(Data excerpts)
◇ ◇ ◇ ◇ ◇ ◇ ◇
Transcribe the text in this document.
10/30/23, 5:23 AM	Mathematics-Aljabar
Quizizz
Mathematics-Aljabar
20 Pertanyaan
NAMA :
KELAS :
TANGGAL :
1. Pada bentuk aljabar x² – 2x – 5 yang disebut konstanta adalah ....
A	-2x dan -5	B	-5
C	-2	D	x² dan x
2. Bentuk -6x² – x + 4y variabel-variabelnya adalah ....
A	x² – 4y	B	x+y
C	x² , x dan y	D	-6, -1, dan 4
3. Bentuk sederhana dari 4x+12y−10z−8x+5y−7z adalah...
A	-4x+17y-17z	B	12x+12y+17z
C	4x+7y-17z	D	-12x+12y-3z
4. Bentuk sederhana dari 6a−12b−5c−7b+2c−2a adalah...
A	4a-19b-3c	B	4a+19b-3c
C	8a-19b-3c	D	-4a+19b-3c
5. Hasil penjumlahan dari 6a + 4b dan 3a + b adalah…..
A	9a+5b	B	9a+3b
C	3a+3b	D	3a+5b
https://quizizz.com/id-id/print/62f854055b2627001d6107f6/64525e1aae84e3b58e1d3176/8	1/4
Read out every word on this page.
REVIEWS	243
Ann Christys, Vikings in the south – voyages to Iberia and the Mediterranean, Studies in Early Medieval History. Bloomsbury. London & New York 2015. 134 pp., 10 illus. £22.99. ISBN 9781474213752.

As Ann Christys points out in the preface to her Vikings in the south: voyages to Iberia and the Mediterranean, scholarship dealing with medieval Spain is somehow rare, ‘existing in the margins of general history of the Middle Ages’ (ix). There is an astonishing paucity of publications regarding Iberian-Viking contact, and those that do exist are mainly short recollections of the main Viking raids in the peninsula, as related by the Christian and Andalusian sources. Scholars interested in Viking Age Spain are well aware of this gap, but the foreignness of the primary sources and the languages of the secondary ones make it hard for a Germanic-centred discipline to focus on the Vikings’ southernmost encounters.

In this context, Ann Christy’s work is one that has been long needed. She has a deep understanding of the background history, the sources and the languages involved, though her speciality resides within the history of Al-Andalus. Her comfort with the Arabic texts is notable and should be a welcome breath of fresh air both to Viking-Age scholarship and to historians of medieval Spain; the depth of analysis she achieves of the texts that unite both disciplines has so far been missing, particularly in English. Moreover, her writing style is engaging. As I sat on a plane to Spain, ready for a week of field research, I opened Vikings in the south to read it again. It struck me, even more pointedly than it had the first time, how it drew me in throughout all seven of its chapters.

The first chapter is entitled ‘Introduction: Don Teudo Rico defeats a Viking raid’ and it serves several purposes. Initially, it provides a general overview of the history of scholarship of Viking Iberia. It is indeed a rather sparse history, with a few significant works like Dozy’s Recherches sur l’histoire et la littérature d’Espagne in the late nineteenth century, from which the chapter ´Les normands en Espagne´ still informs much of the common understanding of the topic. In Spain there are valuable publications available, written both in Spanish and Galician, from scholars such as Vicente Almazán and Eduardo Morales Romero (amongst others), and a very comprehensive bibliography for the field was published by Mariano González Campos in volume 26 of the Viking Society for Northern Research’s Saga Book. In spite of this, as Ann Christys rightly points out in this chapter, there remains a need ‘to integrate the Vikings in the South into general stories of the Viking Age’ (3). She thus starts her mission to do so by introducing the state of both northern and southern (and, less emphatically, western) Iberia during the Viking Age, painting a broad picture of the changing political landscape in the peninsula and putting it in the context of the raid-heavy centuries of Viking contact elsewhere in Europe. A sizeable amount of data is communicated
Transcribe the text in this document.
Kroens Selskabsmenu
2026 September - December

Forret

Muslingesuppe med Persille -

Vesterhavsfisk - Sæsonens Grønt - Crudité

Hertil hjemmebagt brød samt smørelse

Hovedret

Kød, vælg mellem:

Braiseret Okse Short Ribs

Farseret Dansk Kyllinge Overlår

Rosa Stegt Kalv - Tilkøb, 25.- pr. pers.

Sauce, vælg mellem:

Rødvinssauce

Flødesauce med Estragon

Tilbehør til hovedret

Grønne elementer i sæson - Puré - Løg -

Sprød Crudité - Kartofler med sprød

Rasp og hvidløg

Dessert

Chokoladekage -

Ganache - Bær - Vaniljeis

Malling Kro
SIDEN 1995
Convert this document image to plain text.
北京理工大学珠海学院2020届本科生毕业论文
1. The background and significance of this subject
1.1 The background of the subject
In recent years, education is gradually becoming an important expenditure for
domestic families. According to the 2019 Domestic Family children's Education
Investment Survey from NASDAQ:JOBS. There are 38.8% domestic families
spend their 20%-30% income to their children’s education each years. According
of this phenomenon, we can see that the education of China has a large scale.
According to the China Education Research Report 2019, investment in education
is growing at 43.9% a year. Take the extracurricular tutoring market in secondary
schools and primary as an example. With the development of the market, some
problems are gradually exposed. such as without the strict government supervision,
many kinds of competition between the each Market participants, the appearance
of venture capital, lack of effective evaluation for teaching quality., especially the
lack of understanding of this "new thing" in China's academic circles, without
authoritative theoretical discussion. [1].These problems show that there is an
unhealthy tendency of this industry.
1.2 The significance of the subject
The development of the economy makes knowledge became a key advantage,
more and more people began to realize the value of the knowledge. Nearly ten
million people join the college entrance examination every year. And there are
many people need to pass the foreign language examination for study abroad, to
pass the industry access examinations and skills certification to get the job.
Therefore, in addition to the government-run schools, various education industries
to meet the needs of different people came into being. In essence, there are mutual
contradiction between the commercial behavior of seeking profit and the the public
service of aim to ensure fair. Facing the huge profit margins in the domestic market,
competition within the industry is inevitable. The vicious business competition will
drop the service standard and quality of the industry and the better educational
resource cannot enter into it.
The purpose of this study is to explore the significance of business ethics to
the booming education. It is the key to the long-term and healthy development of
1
◇ ◇ ◇ ◇ ◇ ◇ ◇
> **DIRECTIVE**
The entries above must be returned in full, exactly as shown.

> **WRITTEN SOLUTION**
Transcribe the text in this document.
10/30/23, 5:23 AM	Mathematics-Aljabar
Quizizz
Mathematics-Aljabar
20 Pertanyaan
NAMA :
KELAS :
TANGGAL :
1. Pada bentuk aljabar x² – 2x – 5 yang disebut konstanta adalah ....
A	-2x dan -5	B	-5
C	-2	D	x² dan x
2. Bentuk -6x² – x + 4y variabel-variabelnya adalah ....
A	x² – 4y	B	x+y
C	x² , x dan y	D	-6, -1, dan 4
3. Bentuk sederhana dari 4x+12y−10z−8x+5y−7z adalah...
A	-4x+17y-17z	B	12x+12y+17z
C	4x+7y-17z	D	-12x+12y-3z
4. Bentuk sederhana dari 6a−12b−5c−7b+2c−2a adalah...
A	4a-19b-3c	B	4a+19b-3c
C	8a-19b-3c	D	-4a+19b-3c
5. Hasil penjumlahan dari 6a + 4b dan 3a + b adalah…..
A	9a+5b	B	9a+3b
C	3a+3b	D	3a+5b
https://quizizz.com/id-id/print/62f854055b2627001d6107f6/64525e1aae84e3b58e1d3176/8	1/4
Read out every word on this page.
REVIEWS	243
Ann Christys, Vikings in the south – voyages to Iberia and the Mediterranean, Studies in Early Medieval History. Bloomsbury. London & New York 2015. 134 pp., 10 illus. £22.99. ISBN 9781474213752.

As Ann Christys points out in the preface to her Vikings in the south: voyages to Iberia and the Mediterranean, scholarship dealing with medieval Spain is somehow rare, ‘existing in the margins of general history of the Middle Ages’ (ix). There is an astonishing paucity of publications regarding Iberian-Viking contact, and those that do exist are mainly short recollections of the main Viking raids in the peninsula, as related by the Christian and Andalusian sources. Scholars interested in Viking Age Spain are well aware of this gap, but the foreignness of the primary sources and the languages of the secondary ones make it hard for a Germanic-centred discipline to focus on the Vikings’ southernmost encounters.

In this context, Ann Christy’s work is one that has been long needed. She has a deep understanding of the background history, the sources and the languages involved, though her speciality resides within the history of Al-Andalus. Her comfort with the Arabic texts is notable and should be a welcome breath of fresh air both to Viking-Age scholarship and to historians of medieval Spain; the depth of analysis she achieves of the texts that unite both disciplines has so far been missing, particularly in English. Moreover, her writing style is engaging. As I sat on a plane to Spain, ready for a week of field research, I opened Vikings in the south to read it again. It struck me, even more pointedly than it had the first time, how it drew me in throughout all seven of its chapters.

The first chapter is entitled ‘Introduction: Don Teudo Rico defeats a Viking raid’ and it serves several purposes. Initially, it provides a general overview of the history of scholarship of Viking Iberia. It is indeed a rather sparse history, with a few significant works like Dozy’s Recherches sur l’histoire et la littérature d’Espagne in the late nineteenth century, from which the chapter ´Les normands en Espagne´ still informs much of the common understanding of the topic. In Spain there are valuable publications available, written both in Spanish and Galician, from scholars such as Vicente Almazán and Eduardo Morales Romero (amongst others), and a very comprehensive bibliography for the field was published by Mariano González Campos in volume 26 of the Viking Society for Northern Research’s Saga Book. In spite of this, as Ann Christys rightly points out in this chapter, there remains a need ‘to integrate the Vikings in the South into general stories of the Viking Age’ (3). She thus starts her mission to do so by introducing the state of both northern and southern (and, less emphatically, western) Iberia during the Viking Age, painting a broad picture of the changing political landscape in the peninsula and putting it in the context of the raid-heavy centuries of Viking contact elsewhere in Europe. A sizeable amount of data is communicated
Transcribe the text in this document.
Kroens Selskabsmenu
2026 September - December

Forret

Muslingesuppe med Persille -

Vesterhavsfisk - Sæsonens Grønt - Crudité

Hertil hjemmebagt brød samt smørelse

Hovedret

Kød, vælg mellem:

Braiseret Okse Short Ribs

Farseret Dansk Kyllinge Overlår

Rosa Stegt Kalv - Tilkøb, 25.- pr. pers.

Sauce, vælg mellem:

Rødvinssauce

Flødesauce med Estragon

Tilbehør til hovedret

Grønne elementer i sæson - Puré - Løg -

Sprød Crudité - Kartofler med sprød

Rasp og hvidløg

Dessert

Chokoladekage -

Ganache - Bær - Vaniljeis

Malling Kro
SIDEN 1995
Convert this document image to plain text.
北京理工大学珠海学院2020届本科生毕业论文
1. The background and significance of this subject
1.1 The background of the subject
In recent years, education is gradually becoming an important expenditure for
domestic families. According to the 2019 Domestic Family children's Education
Investment Survey from NASDAQ:JOBS. There are 38.8% domestic families
spend their 20%-30% income to their children’s education each years. According
of this phenomenon, we can see that the education of China has a large scale.
According to the China Education Research Report 2019, investment in education
is growing at 43.9% a year. Take the extracurricular tutoring market in secondary
schools and primary as an example. With the development of the market, some
problems are gradually exposed. such as without the strict government supervision,
many kinds of competition between the each Market participants, the appearance
of venture capital, lack of effective evaluation for teaching quality., especially the
lack of understanding of this "new thing" in China's academic circles, without
authoritative theoretical discussion. [1].These problems show that there is an
unhealthy tendency of this industry.
1.2 The significance of the subject
The development of the economy makes knowledge became a key advantage,
more and more people began to realize the value of the knowledge. Nearly ten
million people join the college entrance examination every year. And there are
many people need to pass the foreign language examination for study abroad, to
pass the industry access examinations and skills certification to get the job.
Therefore, in addition to the government-run schools, various education industries
to meet the needs of different people came into being. In essence, there are mutual
contradiction between the commercial behavior of seeking profit and the the public
service of aim to ensure fair. Facing the huge profit margins in the domestic market,
competition within the industry is inevitable. The vicious business competition will
drop the service standard and quality of the industry and the better educational
resource cannot enter into it.
The purpose of this study is to explore the significance of business ethics to
the booming education. It is the key to the long-term and healthy development of
1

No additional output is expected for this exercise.